The problem: Check each line of the records below for the string "JSON", then state how many lines contain it, with no other output.

(Stored data)

+--

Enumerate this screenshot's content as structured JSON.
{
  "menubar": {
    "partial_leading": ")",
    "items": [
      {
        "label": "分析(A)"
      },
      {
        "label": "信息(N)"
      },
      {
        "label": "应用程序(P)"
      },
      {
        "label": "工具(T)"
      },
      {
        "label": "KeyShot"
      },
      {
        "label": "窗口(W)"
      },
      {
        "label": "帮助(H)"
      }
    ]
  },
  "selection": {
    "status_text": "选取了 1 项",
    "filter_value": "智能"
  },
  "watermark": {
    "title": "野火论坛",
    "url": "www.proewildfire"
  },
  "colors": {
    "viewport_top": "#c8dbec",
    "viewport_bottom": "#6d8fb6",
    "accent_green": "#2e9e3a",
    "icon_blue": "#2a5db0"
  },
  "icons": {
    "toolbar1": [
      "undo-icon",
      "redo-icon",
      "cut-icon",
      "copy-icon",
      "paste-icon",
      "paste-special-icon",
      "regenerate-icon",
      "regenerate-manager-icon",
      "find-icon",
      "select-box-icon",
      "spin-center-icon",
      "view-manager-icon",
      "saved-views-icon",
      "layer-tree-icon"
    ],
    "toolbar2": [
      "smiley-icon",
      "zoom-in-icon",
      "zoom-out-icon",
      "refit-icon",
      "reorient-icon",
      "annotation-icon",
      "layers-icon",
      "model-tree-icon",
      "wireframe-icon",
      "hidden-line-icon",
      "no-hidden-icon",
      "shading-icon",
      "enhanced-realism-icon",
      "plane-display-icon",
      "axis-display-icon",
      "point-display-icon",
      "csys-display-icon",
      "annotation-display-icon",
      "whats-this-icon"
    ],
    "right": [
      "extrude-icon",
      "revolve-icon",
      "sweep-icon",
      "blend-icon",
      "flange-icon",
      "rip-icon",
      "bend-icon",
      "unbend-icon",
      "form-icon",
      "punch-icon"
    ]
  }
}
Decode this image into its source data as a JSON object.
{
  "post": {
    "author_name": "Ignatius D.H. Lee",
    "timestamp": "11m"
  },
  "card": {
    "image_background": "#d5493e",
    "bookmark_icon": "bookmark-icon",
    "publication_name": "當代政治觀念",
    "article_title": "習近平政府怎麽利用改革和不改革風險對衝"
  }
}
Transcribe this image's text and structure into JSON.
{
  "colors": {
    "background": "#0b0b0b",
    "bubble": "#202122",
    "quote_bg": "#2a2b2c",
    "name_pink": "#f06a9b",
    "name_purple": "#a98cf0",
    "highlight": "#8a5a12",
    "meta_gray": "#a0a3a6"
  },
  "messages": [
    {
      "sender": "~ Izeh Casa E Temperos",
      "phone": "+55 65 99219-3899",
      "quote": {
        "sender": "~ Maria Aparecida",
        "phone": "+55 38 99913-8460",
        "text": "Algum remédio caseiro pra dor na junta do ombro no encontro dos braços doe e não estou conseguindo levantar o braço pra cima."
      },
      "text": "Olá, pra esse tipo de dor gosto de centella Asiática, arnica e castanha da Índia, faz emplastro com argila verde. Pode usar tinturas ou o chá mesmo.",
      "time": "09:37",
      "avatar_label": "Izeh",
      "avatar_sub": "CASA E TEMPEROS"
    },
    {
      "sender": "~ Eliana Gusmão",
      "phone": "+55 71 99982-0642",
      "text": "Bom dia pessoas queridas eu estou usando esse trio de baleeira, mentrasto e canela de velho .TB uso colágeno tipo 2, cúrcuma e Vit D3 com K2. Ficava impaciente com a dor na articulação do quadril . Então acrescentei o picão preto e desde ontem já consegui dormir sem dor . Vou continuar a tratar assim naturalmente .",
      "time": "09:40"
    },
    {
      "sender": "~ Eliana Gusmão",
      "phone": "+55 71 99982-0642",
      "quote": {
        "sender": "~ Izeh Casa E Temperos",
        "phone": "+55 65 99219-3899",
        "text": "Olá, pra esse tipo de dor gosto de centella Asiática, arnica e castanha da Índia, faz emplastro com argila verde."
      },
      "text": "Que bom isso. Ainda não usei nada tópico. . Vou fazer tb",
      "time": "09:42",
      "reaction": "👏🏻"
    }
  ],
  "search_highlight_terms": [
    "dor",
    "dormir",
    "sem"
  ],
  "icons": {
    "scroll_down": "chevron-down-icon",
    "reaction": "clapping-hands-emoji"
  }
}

+--

The completed task: 3